== REQUIRED TASK ==
Transcribe each line of the material as it is, and drop any picture.
-=-=-=-=-
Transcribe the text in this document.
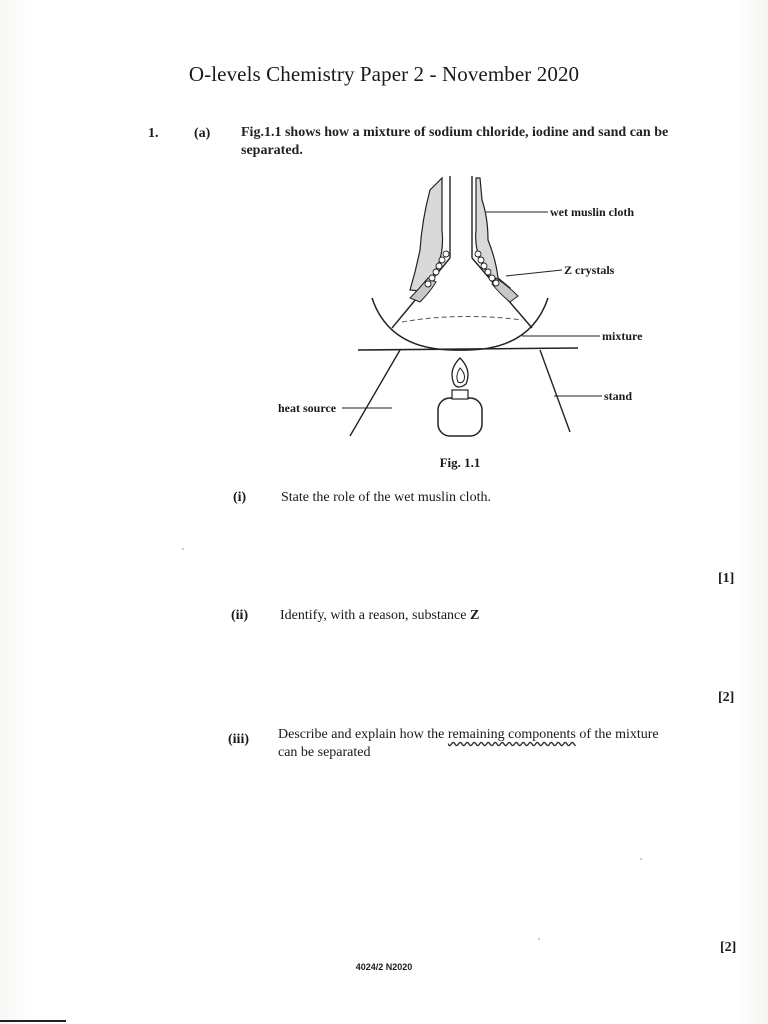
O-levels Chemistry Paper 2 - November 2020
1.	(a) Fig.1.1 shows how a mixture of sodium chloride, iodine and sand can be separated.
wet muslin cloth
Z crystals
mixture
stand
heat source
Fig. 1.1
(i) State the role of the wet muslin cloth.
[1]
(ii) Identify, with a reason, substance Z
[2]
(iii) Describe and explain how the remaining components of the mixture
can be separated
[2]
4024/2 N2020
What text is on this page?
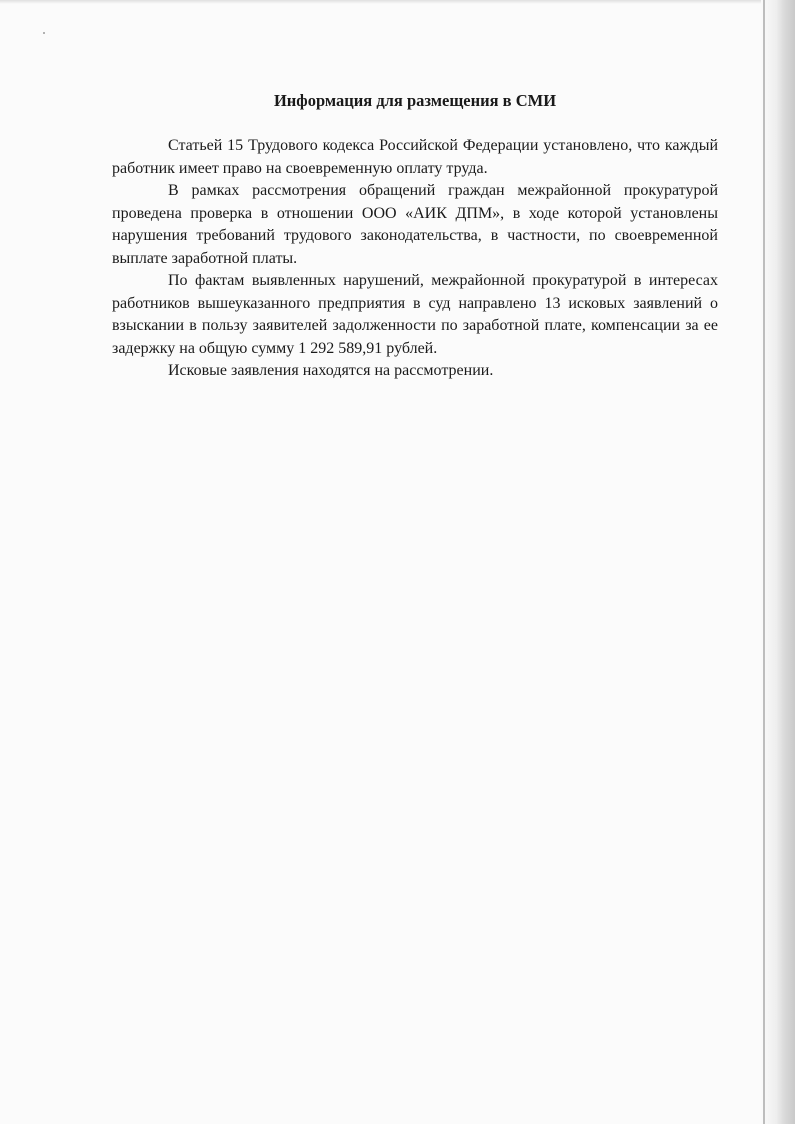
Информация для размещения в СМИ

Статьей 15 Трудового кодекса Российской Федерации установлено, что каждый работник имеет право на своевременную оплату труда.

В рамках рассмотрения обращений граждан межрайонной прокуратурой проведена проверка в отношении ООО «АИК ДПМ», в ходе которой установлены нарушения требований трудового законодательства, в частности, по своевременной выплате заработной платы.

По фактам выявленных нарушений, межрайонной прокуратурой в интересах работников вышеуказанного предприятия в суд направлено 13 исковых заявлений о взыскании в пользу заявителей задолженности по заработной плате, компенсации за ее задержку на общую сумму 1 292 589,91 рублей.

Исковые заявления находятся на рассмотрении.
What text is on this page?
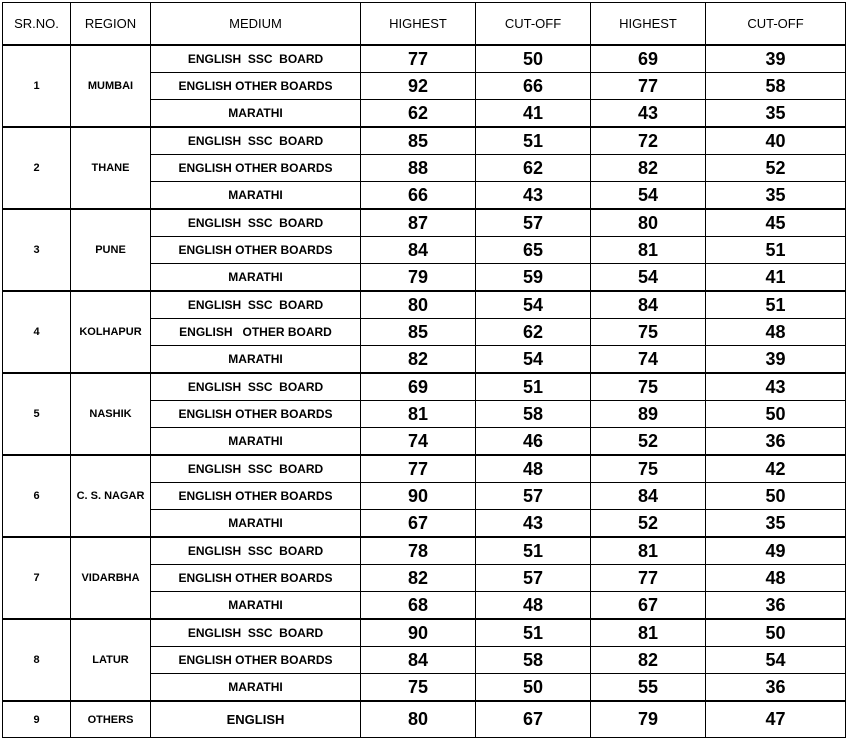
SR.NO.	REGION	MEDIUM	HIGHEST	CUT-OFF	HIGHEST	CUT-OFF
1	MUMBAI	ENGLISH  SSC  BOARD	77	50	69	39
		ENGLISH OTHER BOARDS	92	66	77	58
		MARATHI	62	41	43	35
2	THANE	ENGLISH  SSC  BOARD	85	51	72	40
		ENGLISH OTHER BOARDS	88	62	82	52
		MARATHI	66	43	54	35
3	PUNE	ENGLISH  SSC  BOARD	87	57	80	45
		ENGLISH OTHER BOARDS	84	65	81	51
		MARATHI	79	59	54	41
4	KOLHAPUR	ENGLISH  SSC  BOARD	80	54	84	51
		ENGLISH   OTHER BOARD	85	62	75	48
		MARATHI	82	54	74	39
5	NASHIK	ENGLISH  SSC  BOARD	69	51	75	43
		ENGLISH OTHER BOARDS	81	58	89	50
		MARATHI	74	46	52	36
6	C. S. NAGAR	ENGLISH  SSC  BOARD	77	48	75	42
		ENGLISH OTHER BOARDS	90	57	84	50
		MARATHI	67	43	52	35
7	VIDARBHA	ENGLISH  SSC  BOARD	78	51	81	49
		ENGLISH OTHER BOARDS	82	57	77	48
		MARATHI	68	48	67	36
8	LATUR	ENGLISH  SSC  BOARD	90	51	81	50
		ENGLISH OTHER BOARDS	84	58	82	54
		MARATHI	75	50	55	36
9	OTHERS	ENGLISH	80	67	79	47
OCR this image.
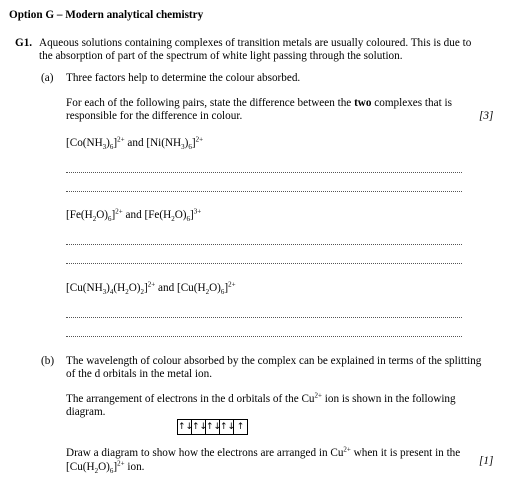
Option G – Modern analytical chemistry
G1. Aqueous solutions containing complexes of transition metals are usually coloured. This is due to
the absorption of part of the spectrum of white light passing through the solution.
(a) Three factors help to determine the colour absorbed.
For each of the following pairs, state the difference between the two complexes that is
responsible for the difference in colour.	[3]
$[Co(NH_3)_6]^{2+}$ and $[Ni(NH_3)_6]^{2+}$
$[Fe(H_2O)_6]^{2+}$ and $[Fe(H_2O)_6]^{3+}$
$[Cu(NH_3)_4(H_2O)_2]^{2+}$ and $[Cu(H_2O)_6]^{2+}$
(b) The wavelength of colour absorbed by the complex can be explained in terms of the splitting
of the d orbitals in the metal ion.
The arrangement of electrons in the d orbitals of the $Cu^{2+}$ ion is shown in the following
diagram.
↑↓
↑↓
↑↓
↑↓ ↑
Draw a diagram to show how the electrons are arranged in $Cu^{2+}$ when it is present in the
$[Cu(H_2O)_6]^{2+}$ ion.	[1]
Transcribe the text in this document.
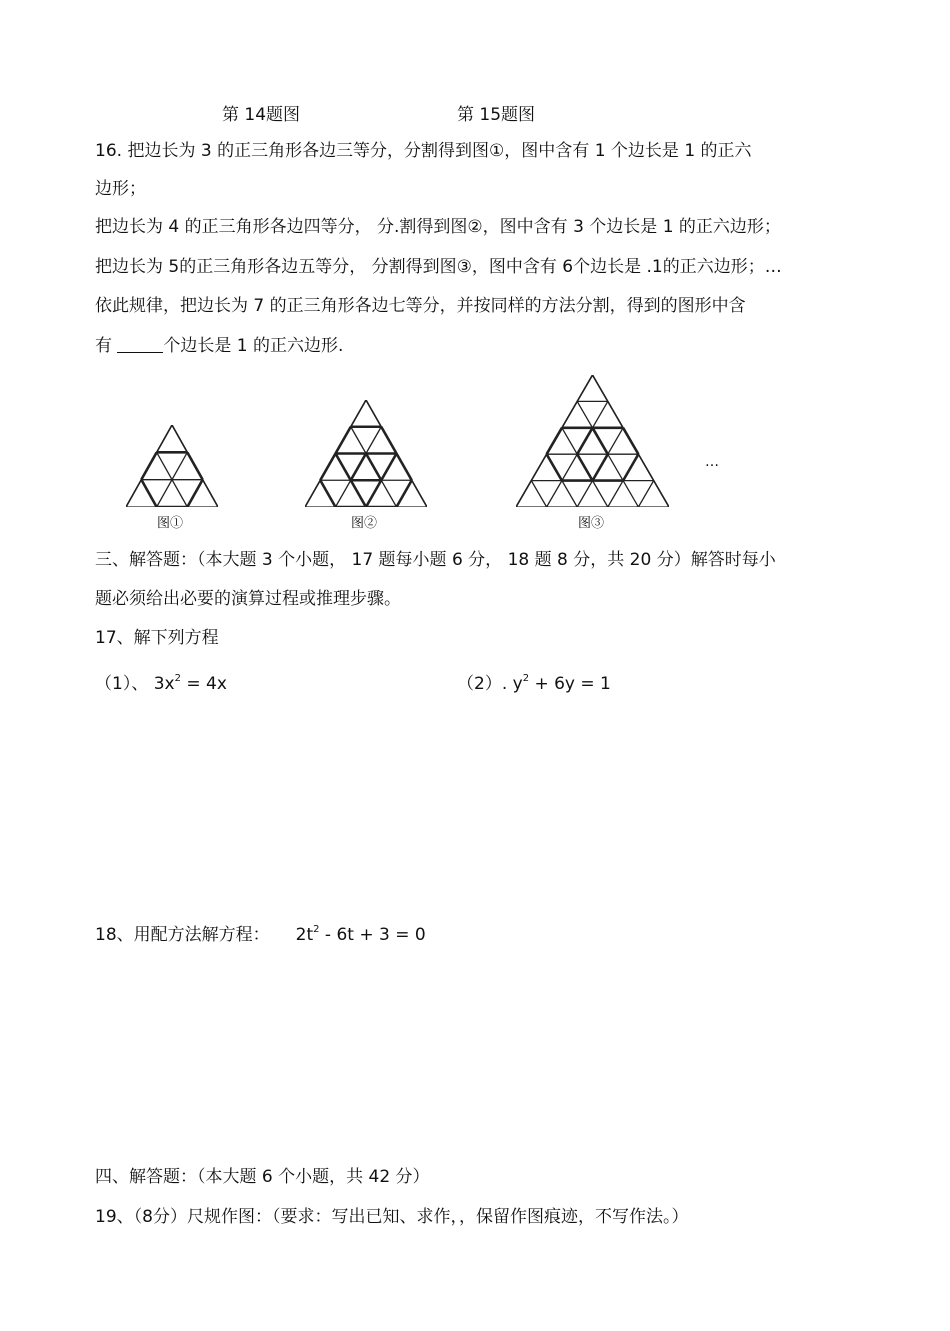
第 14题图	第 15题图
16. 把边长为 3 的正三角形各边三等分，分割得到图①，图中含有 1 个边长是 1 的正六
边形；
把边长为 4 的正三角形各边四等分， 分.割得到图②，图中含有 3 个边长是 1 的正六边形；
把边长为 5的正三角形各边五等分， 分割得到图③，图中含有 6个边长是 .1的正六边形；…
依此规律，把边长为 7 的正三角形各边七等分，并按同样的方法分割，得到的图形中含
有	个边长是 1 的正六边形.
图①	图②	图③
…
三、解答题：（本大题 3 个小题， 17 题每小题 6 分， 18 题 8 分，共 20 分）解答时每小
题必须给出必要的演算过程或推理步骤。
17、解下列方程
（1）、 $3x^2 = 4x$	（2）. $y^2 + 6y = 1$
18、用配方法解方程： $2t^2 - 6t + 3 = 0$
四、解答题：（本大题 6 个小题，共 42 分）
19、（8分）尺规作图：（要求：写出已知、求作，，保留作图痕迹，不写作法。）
-=-=-=-=-
== OUTPUT FOR THIS EXERCISE ==
Transcribe the text in this document.
O-levels Chemistry Paper 2 - November 2020
1.	(a) Fig.1.1 shows how a mixture of sodium chloride, iodine and sand can be separated.
wet muslin cloth
Z crystals
mixture
stand
heat source
Fig. 1.1
(i) State the role of the wet muslin cloth.
[1]
(ii) Identify, with a reason, substance Z
[2]
(iii) Describe and explain how the remaining components of the mixture
can be separated
[2]
4024/2 N2020
What text is on this page?
Информация для размещения в СМИ

Статьей 15 Трудового кодекса Российской Федерации установлено, что каждый работник имеет право на своевременную оплату труда.

В рамках рассмотрения обращений граждан межрайонной прокуратурой проведена проверка в отношении ООО «АИК ДПМ», в ходе которой установлены нарушения требований трудового законодательства, в частности, по своевременной выплате заработной платы.

По фактам выявленных нарушений, межрайонной прокуратурой в интересах работников вышеуказанного предприятия в суд направлено 13 исковых заявлений о взыскании в пользу заявителей задолженности по заработной плате, компенсации за ее задержку на общую сумму 1 292 589,91 рублей.

Исковые заявления находятся на рассмотрении.
What text is on this page?
SR.NO.	REGION	MEDIUM	HIGHEST	CUT-OFF	HIGHEST	CUT-OFF
1	MUMBAI	ENGLISH  SSC  BOARD	77	50	69	39
		ENGLISH OTHER BOARDS	92	66	77	58
		MARATHI	62	41	43	35
2	THANE	ENGLISH  SSC  BOARD	85	51	72	40
		ENGLISH OTHER BOARDS	88	62	82	52
		MARATHI	66	43	54	35
3	PUNE	ENGLISH  SSC  BOARD	87	57	80	45
		ENGLISH OTHER BOARDS	84	65	81	51
		MARATHI	79	59	54	41
4	KOLHAPUR	ENGLISH  SSC  BOARD	80	54	84	51
		ENGLISH   OTHER BOARD	85	62	75	48
		MARATHI	82	54	74	39
5	NASHIK	ENGLISH  SSC  BOARD	69	51	75	43
		ENGLISH OTHER BOARDS	81	58	89	50
		MARATHI	74	46	52	36
6	C. S. NAGAR	ENGLISH  SSC  BOARD	77	48	75	42
		ENGLISH OTHER BOARDS	90	57	84	50
		MARATHI	67	43	52	35
7	VIDARBHA	ENGLISH  SSC  BOARD	78	51	81	49
		ENGLISH OTHER BOARDS	82	57	77	48
		MARATHI	68	48	67	36
8	LATUR	ENGLISH  SSC  BOARD	90	51	81	50
		ENGLISH OTHER BOARDS	84	58	82	54
		MARATHI	75	50	55	36
9	OTHERS	ENGLISH	80	67	79	47
OCR this image.
Option G – Modern analytical chemistry
G1. Aqueous solutions containing complexes of transition metals are usually coloured. This is due to
the absorption of part of the spectrum of white light passing through the solution.
(a) Three factors help to determine the colour absorbed.
For each of the following pairs, state the difference between the two complexes that is
responsible for the difference in colour.	[3]
$[Co(NH_3)_6]^{2+}$ and $[Ni(NH_3)_6]^{2+}$
$[Fe(H_2O)_6]^{2+}$ and $[Fe(H_2O)_6]^{3+}$
$[Cu(NH_3)_4(H_2O)_2]^{2+}$ and $[Cu(H_2O)_6]^{2+}$
(b) The wavelength of colour absorbed by the complex can be explained in terms of the splitting
of the d orbitals in the metal ion.
The arrangement of electrons in the d orbitals of the $Cu^{2+}$ ion is shown in the following
diagram.
↑↓
↑↓
↑↓
↑↓ ↑
Draw a diagram to show how the electrons are arranged in $Cu^{2+}$ when it is present in the
$[Cu(H_2O)_6]^{2+}$ ion.	[1]
Transcribe the text in this document.
第 14题图	第 15题图
16. 把边长为 3 的正三角形各边三等分，分割得到图①，图中含有 1 个边长是 1 的正六
边形；
把边长为 4 的正三角形各边四等分， 分.割得到图②，图中含有 3 个边长是 1 的正六边形；
把边长为 5的正三角形各边五等分， 分割得到图③，图中含有 6个边长是 .1的正六边形；…
依此规律，把边长为 7 的正三角形各边七等分，并按同样的方法分割，得到的图形中含
有	个边长是 1 的正六边形.
图①	图②	图③
…
三、解答题：（本大题 3 个小题， 17 题每小题 6 分， 18 题 8 分，共 20 分）解答时每小
题必须给出必要的演算过程或推理步骤。
17、解下列方程
（1）、 $3x^2 = 4x$	（2）. $y^2 + 6y = 1$
18、用配方法解方程： $2t^2 - 6t + 3 = 0$
四、解答题：（本大题 6 个小题，共 42 分）
19、（8分）尺规作图：（要求：写出已知、求作，，保留作图痕迹，不写作法。）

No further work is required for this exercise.